-- Begin Given information --

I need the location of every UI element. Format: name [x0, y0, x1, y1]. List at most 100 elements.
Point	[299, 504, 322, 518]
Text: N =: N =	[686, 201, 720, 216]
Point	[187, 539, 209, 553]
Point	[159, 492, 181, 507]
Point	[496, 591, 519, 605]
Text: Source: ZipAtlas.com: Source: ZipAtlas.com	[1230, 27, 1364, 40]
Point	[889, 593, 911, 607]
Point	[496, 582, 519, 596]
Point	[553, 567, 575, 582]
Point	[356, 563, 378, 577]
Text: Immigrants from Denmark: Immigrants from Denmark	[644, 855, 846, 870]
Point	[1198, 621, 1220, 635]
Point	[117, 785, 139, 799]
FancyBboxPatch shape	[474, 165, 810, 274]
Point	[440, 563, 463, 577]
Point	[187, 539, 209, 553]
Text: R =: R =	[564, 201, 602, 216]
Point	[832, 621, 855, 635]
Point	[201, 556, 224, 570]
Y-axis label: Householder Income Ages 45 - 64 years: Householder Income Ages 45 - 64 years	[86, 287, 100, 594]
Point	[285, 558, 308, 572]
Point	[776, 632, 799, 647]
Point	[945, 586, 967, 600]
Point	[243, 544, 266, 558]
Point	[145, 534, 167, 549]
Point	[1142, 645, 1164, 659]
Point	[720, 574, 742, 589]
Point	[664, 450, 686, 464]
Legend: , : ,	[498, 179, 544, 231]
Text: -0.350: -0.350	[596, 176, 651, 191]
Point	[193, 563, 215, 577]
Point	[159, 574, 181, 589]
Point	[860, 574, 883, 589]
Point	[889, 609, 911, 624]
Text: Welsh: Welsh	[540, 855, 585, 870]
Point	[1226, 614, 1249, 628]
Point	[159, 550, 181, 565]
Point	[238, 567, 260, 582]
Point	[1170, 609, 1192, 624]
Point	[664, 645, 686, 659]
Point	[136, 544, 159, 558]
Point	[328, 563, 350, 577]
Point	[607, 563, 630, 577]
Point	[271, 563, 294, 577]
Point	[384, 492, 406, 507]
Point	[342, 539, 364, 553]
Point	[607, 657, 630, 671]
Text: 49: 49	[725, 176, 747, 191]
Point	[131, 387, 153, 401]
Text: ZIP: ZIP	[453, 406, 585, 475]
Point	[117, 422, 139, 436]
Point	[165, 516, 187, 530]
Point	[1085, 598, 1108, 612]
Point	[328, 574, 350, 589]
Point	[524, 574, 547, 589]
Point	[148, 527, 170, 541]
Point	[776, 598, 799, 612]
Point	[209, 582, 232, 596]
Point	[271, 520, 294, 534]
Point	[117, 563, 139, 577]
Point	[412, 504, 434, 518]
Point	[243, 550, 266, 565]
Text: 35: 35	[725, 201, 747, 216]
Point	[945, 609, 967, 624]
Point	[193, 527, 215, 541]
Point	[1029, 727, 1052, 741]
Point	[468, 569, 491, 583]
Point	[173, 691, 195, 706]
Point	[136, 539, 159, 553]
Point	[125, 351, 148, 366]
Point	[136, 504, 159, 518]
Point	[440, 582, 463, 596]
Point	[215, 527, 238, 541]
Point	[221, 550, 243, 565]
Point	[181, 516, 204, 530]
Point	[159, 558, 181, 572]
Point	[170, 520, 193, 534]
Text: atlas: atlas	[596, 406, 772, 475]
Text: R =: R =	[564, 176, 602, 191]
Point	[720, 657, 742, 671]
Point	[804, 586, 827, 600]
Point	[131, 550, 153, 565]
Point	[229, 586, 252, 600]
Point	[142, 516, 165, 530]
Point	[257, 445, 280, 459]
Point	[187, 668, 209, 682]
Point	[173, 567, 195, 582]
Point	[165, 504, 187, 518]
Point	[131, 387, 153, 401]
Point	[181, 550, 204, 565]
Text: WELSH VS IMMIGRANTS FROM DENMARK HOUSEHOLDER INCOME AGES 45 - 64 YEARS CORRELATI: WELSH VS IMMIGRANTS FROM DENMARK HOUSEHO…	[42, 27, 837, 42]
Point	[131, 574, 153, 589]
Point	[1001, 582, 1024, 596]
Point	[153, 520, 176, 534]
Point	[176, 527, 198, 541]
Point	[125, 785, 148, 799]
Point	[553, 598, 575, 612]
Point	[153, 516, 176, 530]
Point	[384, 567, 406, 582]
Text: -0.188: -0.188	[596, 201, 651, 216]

-- End Given information --

» **Task statement**
Locate every line in the entries above that contains the string "Source", and copy each of those lines in full. Matching is case-sensitive.

» **Finished exercise**
Text: Source: ZipAtlas.com: Source: ZipAtlas.com	[1230, 27, 1364, 40]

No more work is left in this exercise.